## THE DATA:
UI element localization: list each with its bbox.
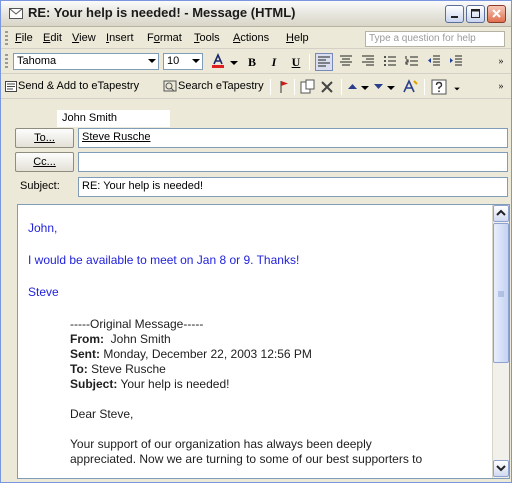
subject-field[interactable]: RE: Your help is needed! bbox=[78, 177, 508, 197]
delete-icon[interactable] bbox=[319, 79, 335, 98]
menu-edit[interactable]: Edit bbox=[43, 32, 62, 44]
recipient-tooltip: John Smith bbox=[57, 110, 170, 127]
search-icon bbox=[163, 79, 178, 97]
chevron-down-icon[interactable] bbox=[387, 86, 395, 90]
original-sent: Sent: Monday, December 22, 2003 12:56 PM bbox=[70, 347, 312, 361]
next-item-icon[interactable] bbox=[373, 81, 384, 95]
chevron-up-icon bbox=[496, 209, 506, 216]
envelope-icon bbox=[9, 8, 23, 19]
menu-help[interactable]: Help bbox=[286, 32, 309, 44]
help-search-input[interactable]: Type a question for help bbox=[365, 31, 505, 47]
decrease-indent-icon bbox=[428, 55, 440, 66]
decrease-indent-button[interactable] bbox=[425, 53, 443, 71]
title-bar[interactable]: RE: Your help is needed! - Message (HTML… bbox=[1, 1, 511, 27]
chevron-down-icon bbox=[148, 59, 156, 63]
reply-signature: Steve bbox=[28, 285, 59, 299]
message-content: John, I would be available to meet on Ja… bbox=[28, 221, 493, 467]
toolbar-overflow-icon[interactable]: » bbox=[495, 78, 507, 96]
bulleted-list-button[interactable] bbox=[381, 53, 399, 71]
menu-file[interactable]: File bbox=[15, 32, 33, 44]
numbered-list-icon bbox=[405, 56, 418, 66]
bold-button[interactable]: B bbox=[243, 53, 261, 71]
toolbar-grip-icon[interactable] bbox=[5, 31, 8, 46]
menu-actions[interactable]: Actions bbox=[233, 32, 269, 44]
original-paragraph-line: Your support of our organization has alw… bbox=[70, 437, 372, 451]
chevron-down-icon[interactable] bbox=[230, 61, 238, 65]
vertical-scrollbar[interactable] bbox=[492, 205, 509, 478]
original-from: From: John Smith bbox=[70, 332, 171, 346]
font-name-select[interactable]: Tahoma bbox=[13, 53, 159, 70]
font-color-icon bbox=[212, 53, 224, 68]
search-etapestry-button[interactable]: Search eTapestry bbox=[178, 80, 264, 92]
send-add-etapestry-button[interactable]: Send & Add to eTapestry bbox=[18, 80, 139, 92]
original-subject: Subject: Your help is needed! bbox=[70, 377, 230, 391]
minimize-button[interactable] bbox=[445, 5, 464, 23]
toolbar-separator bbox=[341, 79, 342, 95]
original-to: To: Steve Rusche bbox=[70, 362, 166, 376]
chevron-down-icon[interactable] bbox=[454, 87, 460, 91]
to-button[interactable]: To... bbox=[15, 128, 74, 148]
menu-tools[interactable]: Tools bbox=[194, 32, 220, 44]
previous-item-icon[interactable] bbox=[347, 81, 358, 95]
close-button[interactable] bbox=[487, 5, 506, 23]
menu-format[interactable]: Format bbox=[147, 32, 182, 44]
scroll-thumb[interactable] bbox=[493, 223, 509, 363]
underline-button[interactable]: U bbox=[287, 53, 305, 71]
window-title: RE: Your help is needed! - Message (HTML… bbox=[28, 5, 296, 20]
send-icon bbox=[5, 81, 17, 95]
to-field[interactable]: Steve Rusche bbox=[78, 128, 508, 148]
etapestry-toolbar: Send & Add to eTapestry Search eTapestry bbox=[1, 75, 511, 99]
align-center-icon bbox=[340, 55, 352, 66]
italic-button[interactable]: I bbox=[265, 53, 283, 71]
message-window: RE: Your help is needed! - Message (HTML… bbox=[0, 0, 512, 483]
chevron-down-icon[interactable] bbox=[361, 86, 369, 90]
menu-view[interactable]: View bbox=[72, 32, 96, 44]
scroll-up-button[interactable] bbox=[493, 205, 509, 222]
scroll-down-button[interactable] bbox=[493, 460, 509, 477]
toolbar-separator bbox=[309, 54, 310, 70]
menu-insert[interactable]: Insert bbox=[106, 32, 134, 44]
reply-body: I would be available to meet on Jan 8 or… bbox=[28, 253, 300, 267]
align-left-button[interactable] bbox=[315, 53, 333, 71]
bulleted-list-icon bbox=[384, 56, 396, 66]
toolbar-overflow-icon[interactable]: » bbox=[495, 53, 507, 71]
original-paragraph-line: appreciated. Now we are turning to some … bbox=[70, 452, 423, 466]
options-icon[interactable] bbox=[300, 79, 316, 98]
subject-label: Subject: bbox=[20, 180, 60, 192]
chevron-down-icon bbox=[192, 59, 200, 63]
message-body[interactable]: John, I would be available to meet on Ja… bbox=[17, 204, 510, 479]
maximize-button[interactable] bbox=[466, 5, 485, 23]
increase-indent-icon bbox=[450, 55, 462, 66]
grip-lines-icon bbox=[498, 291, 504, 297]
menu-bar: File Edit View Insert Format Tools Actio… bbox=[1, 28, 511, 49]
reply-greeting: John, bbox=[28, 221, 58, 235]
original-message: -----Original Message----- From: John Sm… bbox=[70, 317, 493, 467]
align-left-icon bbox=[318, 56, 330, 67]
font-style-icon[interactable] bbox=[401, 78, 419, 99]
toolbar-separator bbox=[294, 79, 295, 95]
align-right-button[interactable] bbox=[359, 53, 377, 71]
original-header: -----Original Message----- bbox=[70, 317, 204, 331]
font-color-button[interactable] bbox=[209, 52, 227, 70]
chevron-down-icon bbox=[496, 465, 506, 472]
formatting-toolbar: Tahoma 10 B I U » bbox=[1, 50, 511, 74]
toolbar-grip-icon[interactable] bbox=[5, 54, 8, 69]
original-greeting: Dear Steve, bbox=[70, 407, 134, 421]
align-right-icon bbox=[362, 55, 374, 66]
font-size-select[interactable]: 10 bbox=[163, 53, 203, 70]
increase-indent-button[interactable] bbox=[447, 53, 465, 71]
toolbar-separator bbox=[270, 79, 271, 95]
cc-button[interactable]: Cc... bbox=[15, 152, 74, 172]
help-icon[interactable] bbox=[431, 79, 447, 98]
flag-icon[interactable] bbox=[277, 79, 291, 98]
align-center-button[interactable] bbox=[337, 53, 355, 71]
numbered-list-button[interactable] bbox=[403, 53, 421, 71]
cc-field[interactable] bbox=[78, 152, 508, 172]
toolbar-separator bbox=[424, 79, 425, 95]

## TO BE DONE:
Rewrite these lines with "Tahoma" replaced by "Verdana" wherever it occurs, leaving everything else unchanged, and omit the pictures.

## FULL RESPONSE:
UI element localization: list each with its bbox.
subject-field[interactable]: RE: Your help is needed! bbox=[78, 177, 508, 197]
delete-icon[interactable] bbox=[319, 79, 335, 98]
menu-edit[interactable]: Edit bbox=[43, 32, 62, 44]
recipient-tooltip: John Smith bbox=[57, 110, 170, 127]
search-icon bbox=[163, 79, 178, 97]
chevron-down-icon[interactable] bbox=[387, 86, 395, 90]
original-sent: Sent: Monday, December 22, 2003 12:56 PM bbox=[70, 347, 312, 361]
next-item-icon[interactable] bbox=[373, 81, 384, 95]
chevron-up-icon bbox=[496, 209, 506, 216]
envelope-icon bbox=[9, 8, 23, 19]
menu-help[interactable]: Help bbox=[286, 32, 309, 44]
help-search-input[interactable]: Type a question for help bbox=[365, 31, 505, 47]
decrease-indent-icon bbox=[428, 55, 440, 66]
decrease-indent-button[interactable] bbox=[425, 53, 443, 71]
title-bar[interactable]: RE: Your help is needed! - Message (HTML… bbox=[1, 1, 511, 27]
chevron-down-icon bbox=[148, 59, 156, 63]
reply-signature: Steve bbox=[28, 285, 59, 299]
message-content: John, I would be available to meet on Ja… bbox=[28, 221, 493, 467]
toolbar-overflow-icon[interactable]: » bbox=[495, 78, 507, 96]
bulleted-list-button[interactable] bbox=[381, 53, 399, 71]
menu-file[interactable]: File bbox=[15, 32, 33, 44]
numbered-list-icon bbox=[405, 56, 418, 66]
bold-button[interactable]: B bbox=[243, 53, 261, 71]
toolbar-grip-icon[interactable] bbox=[5, 31, 8, 46]
menu-actions[interactable]: Actions bbox=[233, 32, 269, 44]
original-paragraph-line: Your support of our organization has alw… bbox=[70, 437, 372, 451]
chevron-down-icon[interactable] bbox=[230, 61, 238, 65]
vertical-scrollbar[interactable] bbox=[492, 205, 509, 478]
original-from: From: John Smith bbox=[70, 332, 171, 346]
font-name-select[interactable]: Verdana bbox=[13, 53, 159, 70]
font-color-icon bbox=[212, 53, 224, 68]
search-etapestry-button[interactable]: Search eTapestry bbox=[178, 80, 264, 92]
send-add-etapestry-button[interactable]: Send & Add to eTapestry bbox=[18, 80, 139, 92]
original-subject: Subject: Your help is needed! bbox=[70, 377, 230, 391]
minimize-button[interactable] bbox=[445, 5, 464, 23]
toolbar-separator bbox=[341, 79, 342, 95]
original-to: To: Steve Rusche bbox=[70, 362, 166, 376]
chevron-down-icon[interactable] bbox=[454, 87, 460, 91]
to-button[interactable]: To... bbox=[15, 128, 74, 148]
menu-tools[interactable]: Tools bbox=[194, 32, 220, 44]
previous-item-icon[interactable] bbox=[347, 81, 358, 95]
close-button[interactable] bbox=[487, 5, 506, 23]
menu-format[interactable]: Format bbox=[147, 32, 182, 44]
scroll-thumb[interactable] bbox=[493, 223, 509, 363]
underline-button[interactable]: U bbox=[287, 53, 305, 71]
window-title: RE: Your help is needed! - Message (HTML… bbox=[28, 5, 296, 20]
send-icon bbox=[5, 81, 17, 95]
to-field[interactable]: Steve Rusche bbox=[78, 128, 508, 148]
etapestry-toolbar: Send & Add to eTapestry Search eTapestry bbox=[1, 75, 511, 99]
align-center-icon bbox=[340, 55, 352, 66]
italic-button[interactable]: I bbox=[265, 53, 283, 71]
message-window: RE: Your help is needed! - Message (HTML… bbox=[0, 0, 512, 483]
chevron-down-icon[interactable] bbox=[361, 86, 369, 90]
menu-view[interactable]: View bbox=[72, 32, 96, 44]
scroll-up-button[interactable] bbox=[493, 205, 509, 222]
scroll-down-button[interactable] bbox=[493, 460, 509, 477]
toolbar-separator bbox=[309, 54, 310, 70]
menu-insert[interactable]: Insert bbox=[106, 32, 134, 44]
reply-body: I would be available to meet on Jan 8 or… bbox=[28, 253, 300, 267]
align-left-button[interactable] bbox=[315, 53, 333, 71]
bulleted-list-icon bbox=[384, 56, 396, 66]
toolbar-overflow-icon[interactable]: » bbox=[495, 53, 507, 71]
original-paragraph-line: appreciated. Now we are turning to some … bbox=[70, 452, 423, 466]
options-icon[interactable] bbox=[300, 79, 316, 98]
subject-label: Subject: bbox=[20, 180, 60, 192]
chevron-down-icon bbox=[192, 59, 200, 63]
message-body[interactable]: John, I would be available to meet on Ja… bbox=[17, 204, 510, 479]
maximize-button[interactable] bbox=[466, 5, 485, 23]
increase-indent-icon bbox=[450, 55, 462, 66]
grip-lines-icon bbox=[498, 291, 504, 297]
menu-bar: File Edit View Insert Format Tools Actio… bbox=[1, 28, 511, 49]
reply-greeting: John, bbox=[28, 221, 58, 235]
original-message: -----Original Message----- From: John Sm… bbox=[70, 317, 493, 467]
align-left-icon bbox=[318, 56, 330, 67]
font-style-icon[interactable] bbox=[401, 78, 419, 99]
toolbar-separator bbox=[294, 79, 295, 95]
align-right-button[interactable] bbox=[359, 53, 377, 71]
original-header: -----Original Message----- bbox=[70, 317, 204, 331]
font-color-button[interactable] bbox=[209, 52, 227, 70]
chevron-down-icon bbox=[496, 465, 506, 472]
formatting-toolbar: Verdana 10 B I U » bbox=[1, 50, 511, 74]
toolbar-grip-icon[interactable] bbox=[5, 54, 8, 69]
original-greeting: Dear Steve, bbox=[70, 407, 134, 421]
align-right-icon bbox=[362, 55, 374, 66]
font-size-select[interactable]: 10 bbox=[163, 53, 203, 70]
increase-indent-button[interactable] bbox=[447, 53, 465, 71]
toolbar-separator bbox=[270, 79, 271, 95]
cc-button[interactable]: Cc... bbox=[15, 152, 74, 172]
help-icon[interactable] bbox=[431, 79, 447, 98]
flag-icon[interactable] bbox=[277, 79, 291, 98]
align-center-button[interactable] bbox=[337, 53, 355, 71]
numbered-list-button[interactable] bbox=[403, 53, 421, 71]
cc-field[interactable] bbox=[78, 152, 508, 172]
toolbar-separator bbox=[424, 79, 425, 95]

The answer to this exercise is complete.